Copy every line of the records below that holds the word "object".

++++++++

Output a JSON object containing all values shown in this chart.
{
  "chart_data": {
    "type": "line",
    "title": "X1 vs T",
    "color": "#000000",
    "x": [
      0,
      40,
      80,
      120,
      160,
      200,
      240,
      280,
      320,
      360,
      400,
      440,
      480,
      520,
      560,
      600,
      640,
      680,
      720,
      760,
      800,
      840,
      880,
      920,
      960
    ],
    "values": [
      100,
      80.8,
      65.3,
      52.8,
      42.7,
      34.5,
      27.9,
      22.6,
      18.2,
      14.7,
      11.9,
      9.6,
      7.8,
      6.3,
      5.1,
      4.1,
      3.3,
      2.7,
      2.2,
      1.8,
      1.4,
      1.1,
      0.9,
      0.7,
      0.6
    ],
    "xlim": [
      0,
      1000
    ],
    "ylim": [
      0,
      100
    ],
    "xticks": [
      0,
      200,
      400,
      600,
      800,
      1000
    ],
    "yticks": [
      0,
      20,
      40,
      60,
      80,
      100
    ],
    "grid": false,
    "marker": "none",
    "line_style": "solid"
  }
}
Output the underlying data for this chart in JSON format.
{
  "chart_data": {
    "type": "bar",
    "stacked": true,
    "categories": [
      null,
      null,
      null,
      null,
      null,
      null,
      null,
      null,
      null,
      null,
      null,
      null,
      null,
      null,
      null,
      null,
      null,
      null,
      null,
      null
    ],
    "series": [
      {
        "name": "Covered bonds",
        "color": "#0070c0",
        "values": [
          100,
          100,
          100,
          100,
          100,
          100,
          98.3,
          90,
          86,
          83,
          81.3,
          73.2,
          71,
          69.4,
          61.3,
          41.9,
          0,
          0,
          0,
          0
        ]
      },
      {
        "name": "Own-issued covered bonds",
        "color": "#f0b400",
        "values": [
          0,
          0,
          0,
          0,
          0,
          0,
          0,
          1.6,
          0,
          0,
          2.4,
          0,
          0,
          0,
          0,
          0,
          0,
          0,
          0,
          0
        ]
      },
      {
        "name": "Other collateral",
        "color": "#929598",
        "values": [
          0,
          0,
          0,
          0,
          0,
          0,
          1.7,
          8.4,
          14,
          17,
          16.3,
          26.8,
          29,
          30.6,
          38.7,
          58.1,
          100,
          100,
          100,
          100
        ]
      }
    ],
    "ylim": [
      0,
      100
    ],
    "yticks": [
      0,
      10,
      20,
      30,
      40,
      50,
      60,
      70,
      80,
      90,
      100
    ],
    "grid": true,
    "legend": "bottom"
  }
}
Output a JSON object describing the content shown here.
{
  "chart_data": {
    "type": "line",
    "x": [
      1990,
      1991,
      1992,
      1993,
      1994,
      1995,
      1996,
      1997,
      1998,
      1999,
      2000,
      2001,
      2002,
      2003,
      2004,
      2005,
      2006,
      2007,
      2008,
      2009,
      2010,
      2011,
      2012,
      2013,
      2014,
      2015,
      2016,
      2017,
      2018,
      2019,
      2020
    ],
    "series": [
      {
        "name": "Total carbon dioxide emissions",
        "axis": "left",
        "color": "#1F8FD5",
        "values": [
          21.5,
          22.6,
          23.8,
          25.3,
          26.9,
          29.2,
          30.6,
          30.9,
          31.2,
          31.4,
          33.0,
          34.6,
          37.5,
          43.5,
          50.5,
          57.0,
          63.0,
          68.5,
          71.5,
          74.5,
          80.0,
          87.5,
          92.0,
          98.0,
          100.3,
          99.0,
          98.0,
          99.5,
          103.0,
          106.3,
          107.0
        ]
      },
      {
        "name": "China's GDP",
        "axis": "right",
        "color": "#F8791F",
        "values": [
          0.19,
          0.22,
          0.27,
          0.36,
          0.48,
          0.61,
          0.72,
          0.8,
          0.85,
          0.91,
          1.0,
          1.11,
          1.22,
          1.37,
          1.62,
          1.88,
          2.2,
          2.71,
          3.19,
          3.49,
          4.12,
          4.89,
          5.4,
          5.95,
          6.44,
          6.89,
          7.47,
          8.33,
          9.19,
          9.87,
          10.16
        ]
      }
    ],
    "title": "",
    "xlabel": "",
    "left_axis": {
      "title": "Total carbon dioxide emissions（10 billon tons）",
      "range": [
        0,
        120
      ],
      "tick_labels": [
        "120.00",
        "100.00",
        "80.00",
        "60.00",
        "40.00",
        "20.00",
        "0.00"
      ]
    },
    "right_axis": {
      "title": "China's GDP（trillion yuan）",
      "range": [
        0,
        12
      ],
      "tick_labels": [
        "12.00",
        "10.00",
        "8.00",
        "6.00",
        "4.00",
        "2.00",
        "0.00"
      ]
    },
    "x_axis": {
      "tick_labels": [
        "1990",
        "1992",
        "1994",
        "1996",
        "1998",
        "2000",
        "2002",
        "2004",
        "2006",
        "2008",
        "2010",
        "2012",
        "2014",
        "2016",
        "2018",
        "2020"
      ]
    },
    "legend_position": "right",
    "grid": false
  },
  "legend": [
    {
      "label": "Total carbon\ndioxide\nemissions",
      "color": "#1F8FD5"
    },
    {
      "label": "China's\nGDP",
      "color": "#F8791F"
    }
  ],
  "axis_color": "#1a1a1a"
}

++++++++

Solution to the exercise
Output a JSON object containing all values shown in this chart.
Output a JSON object describing the content shown here.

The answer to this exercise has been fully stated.